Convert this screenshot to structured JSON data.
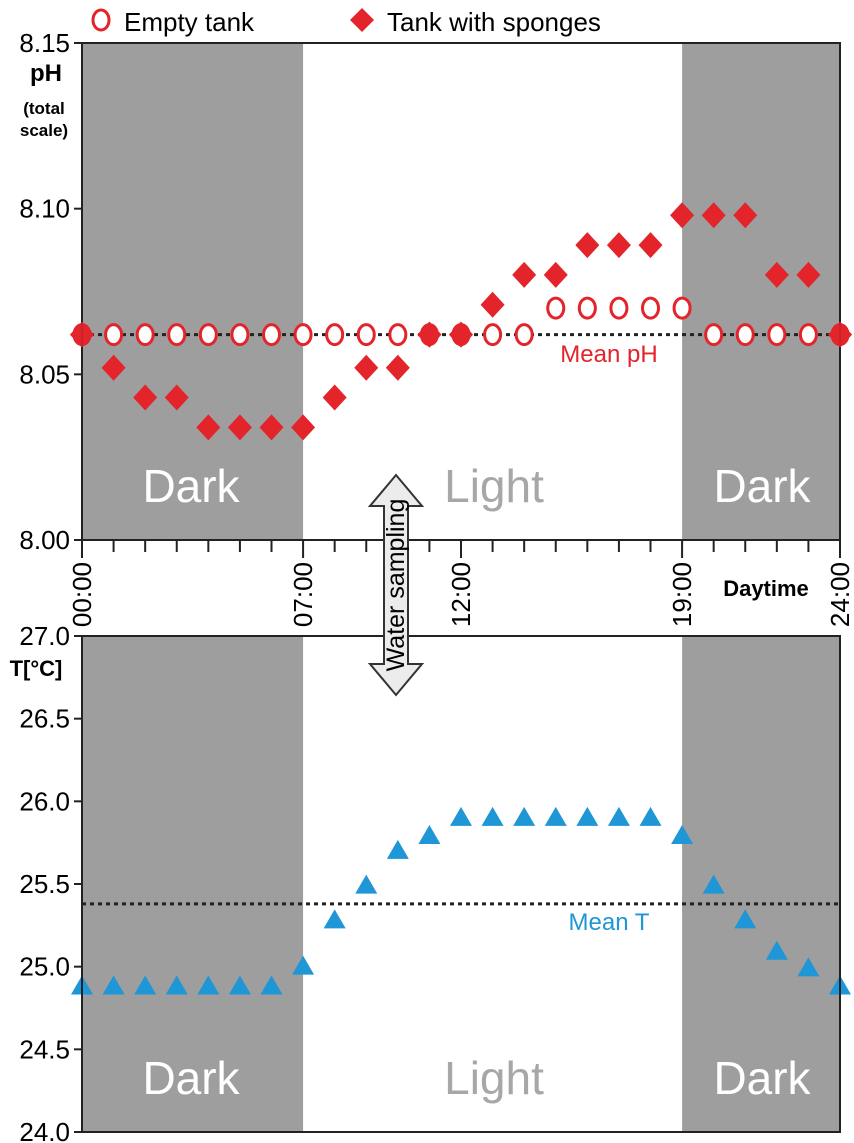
{
  "legend": {
    "empty_label": "Empty tank",
    "sponges_label": "Tank with sponges"
  },
  "colors": {
    "dark_band": "#9e9e9e",
    "ph_marker": "#e3242b",
    "temp_marker": "#1f96d6",
    "light_text": "#a7a7a7"
  },
  "bands": {
    "dark": "Dark",
    "light": "Light"
  },
  "time_axis": {
    "label": "Daytime",
    "tick_labels": [
      "00:00",
      "07:00",
      "12:00",
      "19:00",
      "24:00"
    ],
    "tick_hours": [
      0,
      7,
      12,
      19,
      24
    ],
    "minor_tick_hours": [
      1,
      2,
      3,
      4,
      5,
      6,
      8,
      9,
      10,
      11,
      13,
      14,
      15,
      16,
      17,
      18,
      20,
      21,
      22,
      23
    ]
  },
  "annotations": {
    "water_sampling": "Water sampling",
    "mean_ph": "Mean pH",
    "mean_t": "Mean T"
  },
  "chart_data": [
    {
      "type": "scatter",
      "ylabel": "pH",
      "ylabel_sub": [
        "(total",
        "scale)"
      ],
      "ylim": [
        8.0,
        8.15
      ],
      "yticks": [
        "8.00",
        "8.05",
        "8.10",
        "8.15"
      ],
      "xlim": [
        0,
        24
      ],
      "dark_periods": [
        [
          0,
          7
        ],
        [
          19,
          24
        ]
      ],
      "mean_line": 8.062,
      "series": [
        {
          "name": "Empty tank",
          "marker": "open-circle",
          "x": [
            0,
            1,
            2,
            3,
            4,
            5,
            6,
            7,
            8,
            9,
            10,
            11,
            12,
            13,
            14,
            15,
            16,
            17,
            18,
            19,
            20,
            21,
            22,
            23,
            24
          ],
          "y": [
            8.062,
            8.062,
            8.062,
            8.062,
            8.062,
            8.062,
            8.062,
            8.062,
            8.062,
            8.062,
            8.062,
            8.062,
            8.062,
            8.062,
            8.062,
            8.07,
            8.07,
            8.07,
            8.07,
            8.07,
            8.062,
            8.062,
            8.062,
            8.062,
            8.062
          ]
        },
        {
          "name": "Tank with sponges",
          "marker": "filled-diamond",
          "x": [
            0,
            1,
            2,
            3,
            4,
            5,
            6,
            7,
            8,
            9,
            10,
            11,
            12,
            13,
            14,
            15,
            16,
            17,
            18,
            19,
            20,
            21,
            22,
            23,
            24
          ],
          "y": [
            8.062,
            8.052,
            8.043,
            8.043,
            8.034,
            8.034,
            8.034,
            8.034,
            8.043,
            8.052,
            8.052,
            8.062,
            8.062,
            8.071,
            8.08,
            8.08,
            8.089,
            8.089,
            8.089,
            8.098,
            8.098,
            8.098,
            8.08,
            8.08,
            8.062
          ]
        }
      ]
    },
    {
      "type": "scatter",
      "ylabel": "T[°C]",
      "ylim": [
        24.0,
        27.0
      ],
      "yticks": [
        "24.0",
        "24.5",
        "25.0",
        "25.5",
        "26.0",
        "26.5",
        "27.0"
      ],
      "xlim": [
        0,
        24
      ],
      "dark_periods": [
        [
          0,
          7
        ],
        [
          19,
          24
        ]
      ],
      "mean_line": 25.38,
      "series": [
        {
          "name": "",
          "marker": "filled-triangle",
          "x": [
            0,
            1,
            2,
            3,
            4,
            5,
            6,
            7,
            8,
            9,
            10,
            11,
            12,
            13,
            14,
            15,
            16,
            17,
            18,
            19,
            20,
            21,
            22,
            23,
            24
          ],
          "y": [
            24.88,
            24.88,
            24.88,
            24.88,
            24.88,
            24.88,
            24.88,
            25.0,
            25.28,
            25.49,
            25.7,
            25.79,
            25.9,
            25.9,
            25.9,
            25.9,
            25.9,
            25.9,
            25.9,
            25.79,
            25.49,
            25.28,
            25.09,
            24.99,
            24.88
          ]
        }
      ]
    }
  ]
}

*Requirement*. From the listing above, copy out each line where the word "with" appears.

*Full response*.
    "sponges_label": "Tank with sponges"
          "name": "Tank with sponges",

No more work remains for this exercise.